2.3. Assessment of response
An experienced radiologist (HJ) interpreted the C11-acetate uptake in all PET scans, as well as the morphological findings from the CT in a nonblinded fashion with access to clinical and previous information related to previous imaging. A clear elevation of C11-acetate uptake in metastatic lesions on follow-up examination compared to baseline was considered as progressive disease (PD), a lower as partial response (PR) and a similar level to be stable disease (SD). To account for variations in plasma clearance of C11 acetate and/or in the rate of uptake time by normal organs, C11-acetate uptake was adjusted to a tumor:liver ratio.
Another radiologist (JF) confirmed these interpretations and in case of any discrepancies a joint classification was made. In addition, at a later time point, the same radiologist also conducted evaluation of the CT part only (according to RECIST 1.1) and separate semiquantitative measurements of standardized uptake value (SUVpeak) according to Wahl et al[20] on the metastatic lesion that exhibited most pronounced uptake. The retrospective evaluation of the PET/CT and the CT part of the PET/CT were carried out blinded to each other and to the prospective PET/CT interpretation. Metastatic lesions were selected for assessment only if the reviewer was certain of their malignancy, i.e., the lesion had a significantly high C11-acetate uptake or if the CT morphology of the lesion was obviously malignant.

Task item A — Please quote the passage on assessment of response from "Another radiologist (JF)" up to and including "was obviously malignant.".
Task item B — In the passage on assessment of response, what was C11-acetate uptake adjusted to in order to account for variations in plasma clearance?

Page segmentation data:
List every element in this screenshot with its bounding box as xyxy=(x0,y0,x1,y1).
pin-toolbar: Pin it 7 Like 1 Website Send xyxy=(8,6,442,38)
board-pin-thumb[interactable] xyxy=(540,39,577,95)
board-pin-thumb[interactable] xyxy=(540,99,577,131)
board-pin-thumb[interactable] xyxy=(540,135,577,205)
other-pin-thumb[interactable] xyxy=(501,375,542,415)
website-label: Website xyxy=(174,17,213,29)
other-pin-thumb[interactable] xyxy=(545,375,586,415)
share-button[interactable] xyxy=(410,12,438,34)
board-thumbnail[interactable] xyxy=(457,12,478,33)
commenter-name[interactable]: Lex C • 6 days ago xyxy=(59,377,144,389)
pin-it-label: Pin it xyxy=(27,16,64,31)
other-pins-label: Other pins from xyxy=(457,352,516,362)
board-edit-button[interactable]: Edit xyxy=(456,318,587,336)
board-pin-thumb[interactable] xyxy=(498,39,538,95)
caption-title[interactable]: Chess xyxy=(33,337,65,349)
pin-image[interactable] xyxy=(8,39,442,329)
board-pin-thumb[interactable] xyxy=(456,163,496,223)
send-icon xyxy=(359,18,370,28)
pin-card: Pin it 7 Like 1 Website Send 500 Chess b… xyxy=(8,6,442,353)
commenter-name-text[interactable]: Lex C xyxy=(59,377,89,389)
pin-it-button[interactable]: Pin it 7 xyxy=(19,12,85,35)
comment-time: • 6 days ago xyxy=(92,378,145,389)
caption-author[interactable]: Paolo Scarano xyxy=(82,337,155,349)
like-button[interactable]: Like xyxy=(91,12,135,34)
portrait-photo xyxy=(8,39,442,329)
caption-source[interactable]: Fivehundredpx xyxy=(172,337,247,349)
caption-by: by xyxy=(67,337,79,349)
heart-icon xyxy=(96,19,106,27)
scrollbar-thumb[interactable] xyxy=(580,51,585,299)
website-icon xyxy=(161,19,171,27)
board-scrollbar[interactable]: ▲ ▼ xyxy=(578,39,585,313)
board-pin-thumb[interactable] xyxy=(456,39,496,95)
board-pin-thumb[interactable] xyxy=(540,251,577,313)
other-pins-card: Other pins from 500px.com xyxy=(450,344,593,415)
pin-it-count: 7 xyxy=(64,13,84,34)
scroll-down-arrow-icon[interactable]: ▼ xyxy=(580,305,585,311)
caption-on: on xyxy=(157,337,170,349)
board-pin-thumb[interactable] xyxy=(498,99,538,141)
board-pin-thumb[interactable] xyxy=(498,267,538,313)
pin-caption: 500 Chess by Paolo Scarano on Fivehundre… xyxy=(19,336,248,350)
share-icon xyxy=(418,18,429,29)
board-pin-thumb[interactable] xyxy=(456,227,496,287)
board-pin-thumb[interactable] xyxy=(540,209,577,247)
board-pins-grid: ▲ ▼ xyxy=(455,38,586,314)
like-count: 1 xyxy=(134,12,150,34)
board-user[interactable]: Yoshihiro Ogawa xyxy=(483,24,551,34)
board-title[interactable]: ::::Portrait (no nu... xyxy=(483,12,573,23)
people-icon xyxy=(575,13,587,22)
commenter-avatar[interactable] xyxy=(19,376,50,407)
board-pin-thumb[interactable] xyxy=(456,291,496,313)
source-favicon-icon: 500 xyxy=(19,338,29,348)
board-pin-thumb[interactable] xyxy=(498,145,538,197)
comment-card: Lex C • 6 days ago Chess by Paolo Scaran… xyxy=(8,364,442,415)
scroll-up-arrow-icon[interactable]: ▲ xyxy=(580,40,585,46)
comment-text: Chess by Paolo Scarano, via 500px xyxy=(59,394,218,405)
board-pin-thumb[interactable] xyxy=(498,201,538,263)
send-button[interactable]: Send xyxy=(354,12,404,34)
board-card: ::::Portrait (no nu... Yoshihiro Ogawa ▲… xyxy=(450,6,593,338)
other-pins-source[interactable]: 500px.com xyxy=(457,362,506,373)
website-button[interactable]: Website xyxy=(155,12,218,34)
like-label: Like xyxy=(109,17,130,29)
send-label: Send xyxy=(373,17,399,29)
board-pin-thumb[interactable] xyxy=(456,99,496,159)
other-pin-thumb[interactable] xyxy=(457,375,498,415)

Written reply A —
Another radiologist (JF) confirmed these interpretations and in case of any discrepancies a joint classification was made. In addition, at a later time point, the same radiologist also conducted evaluation of the CT part only (according to RECIST 1.1) and separate semiquantitative measurements of standardized uptake value (SUVpeak) according to Wahl et al[20] on the metastatic lesion that exhibited most pronounced uptake. The retrospective evaluation of the PET/CT and the CT part of the PET/CT were carried out blinded to each other and to the prospective PET/CT interpretation. Metastatic lesions were selected for assessment only if the reviewer was certain of their malignancy, i.e., the lesion had a significantly high C11-acetate uptake or if the CT morphology of the lesion was obviously malignant.

Written reply B — A tumor:liver ratio.